What you will do:
A. From the thread about Oracle database instances, copy word for word the passage that opens with the words containing "Your manager, see" and closes with "can't comment much.".
B. Carry on the Oracle mailing-list thread about running several databases on one server, picking up right after its last sentence.

Extracted text:
RE: Database Instance

2003-12-26 Thread Sinardy Xing
Not quite true, in 3 tiers architecture, DB should last tier and application in middle 
tier.

Well depend on your company budget and the size of everything and consideration of 
high scalability system, and future upgrade.
Your manager, see everything from cost or license point of view, I believe they 
purchase Oracle base on number of running sessions. I believe for long run 5 Oracle 
databases maintenance quite expensive (in term of tangible cost), I don't know what is 
your company budget, can't comment much.

5 small databases may be ok in one box (exclude applications), but 5 big (or medium) 
databases then I have to disagree with your manager.


Sinardy

-Original Message-
Sent: 26 December 2003 14:59
To: Multiple recipients of list ORACLE-L


Dear :All

Well we did not buy any application packages.
Currently  we are using open source product ...which
is Apache and Tomcat. 

By the way, have anyone ever have more than 5 database
under a single server ? I heard that the best practice
is to have 1 database n 1 application in a single
server. Is that true ?

Thank
JKean

--- Mercadante, Thomas F
[EMAIL PROTECTED] wrote:
 I would be very careful about doing this if you have
 purchased application
 packages.  Sooner or later, you will want to upgrade
 one of the packages,
 and it will require a different release of Oracle -
 and you will be stuck.

Data section:
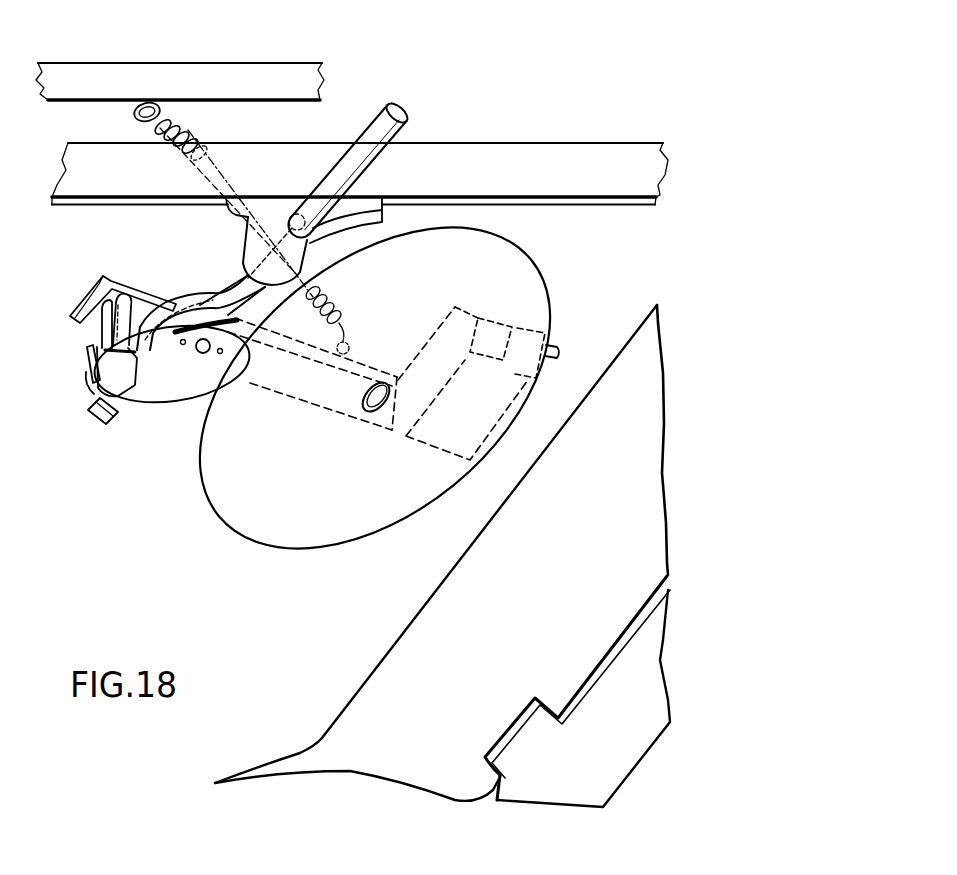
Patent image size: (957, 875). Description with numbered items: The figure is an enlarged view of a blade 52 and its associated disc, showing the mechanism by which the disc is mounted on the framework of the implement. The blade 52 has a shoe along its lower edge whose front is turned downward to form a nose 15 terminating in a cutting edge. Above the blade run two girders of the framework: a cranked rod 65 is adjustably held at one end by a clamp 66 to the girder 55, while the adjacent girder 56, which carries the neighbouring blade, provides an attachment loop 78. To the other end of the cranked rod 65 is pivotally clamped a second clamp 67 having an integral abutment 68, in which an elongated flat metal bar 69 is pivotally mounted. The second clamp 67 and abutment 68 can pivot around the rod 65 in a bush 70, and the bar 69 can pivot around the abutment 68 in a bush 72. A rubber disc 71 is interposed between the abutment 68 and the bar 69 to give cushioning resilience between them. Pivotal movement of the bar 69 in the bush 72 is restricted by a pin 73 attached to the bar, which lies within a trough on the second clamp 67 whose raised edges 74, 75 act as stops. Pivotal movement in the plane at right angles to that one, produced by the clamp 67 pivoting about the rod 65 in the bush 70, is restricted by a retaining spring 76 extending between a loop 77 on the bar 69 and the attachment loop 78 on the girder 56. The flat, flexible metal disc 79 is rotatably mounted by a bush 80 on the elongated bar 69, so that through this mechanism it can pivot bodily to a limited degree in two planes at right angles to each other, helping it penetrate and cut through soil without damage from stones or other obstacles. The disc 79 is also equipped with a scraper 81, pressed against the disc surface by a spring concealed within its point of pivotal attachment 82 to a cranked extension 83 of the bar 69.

Task-by-task answers:
A.
Your manager, see everything from cost or license point of view, I believe they 
purchase Oracle base on number of running sessions. I believe for long run 5 Oracle 
databases maintenance quite expensive (in term of tangible cost), I don't know what is 
your company budget, can't comment much.

B.
 Tom Mercadante 
 Oracle Certified Professional 
 
 -Original Message-
 Sent: Wednesday, December 24, 2003 11:24 AM
 To: Multiple recipients of list ORACLE-L
 
 
 One other disadvantage of putting all instances
 together is if you need to
 say bounce the database (for parameter change or
 other maintenance  etc)
 then all other applications will get affected.
 Whereas with separate
 instances other applications will not get affected. 
  
 To some extent one application failing will not
 affect other applications.
 Except if one application does not close its
 connections then it could lead
 to maximum connections (sessions) being reached and
 affecting other
 applications. 
  
 If the nature of the applications is different :
 OLTP, warehousing then you
 cannot really tune the parameters.
  
 On the positive side I think putting instances
 together will lead to some
 memory savings. 
  
 I would suggest : Do not worry about who wants to
 put the instances together
 just list the advantages, disadvantages and make the
 decision. 
 
 [EMAIL PROTECTED] wrote:
 
 
 It is not necessarily true that an error in one
 application will affect all
 applications. If there is a problem with oracle
 instance or the database,
 then all applications might be affected.
 
 Multiple schemas which have the same table names can
 be a problem. If your
 applications uses public synonyms, then you might
 have a big problem.
 
 If everything is working fine now, it seems
 pointless to move things around.
 But this is philosophy. I do believe that isolating
 applications from each
 other as much as possible is usually a good thing.
 Good fences make good neighbors. (usually)
 
 But, if your manager insists on it, you have no
 choice. Just do your best
 to keep the old stuff around in case it becomes
 apparent that the new way
 will not work and you must go back to the old way.
 
  -Original Message-
  Lately, m! y manager want me to remove all the
 databases
  and remain a single instance. I was wondering if i
  move everything into single database then if one
 of
  the application fail due to oracle error , then
 all
  other four application will fail also rite ? 
  
  Each of our web application needs to have 2 schema
 and
  both schema have to be transparent to each other.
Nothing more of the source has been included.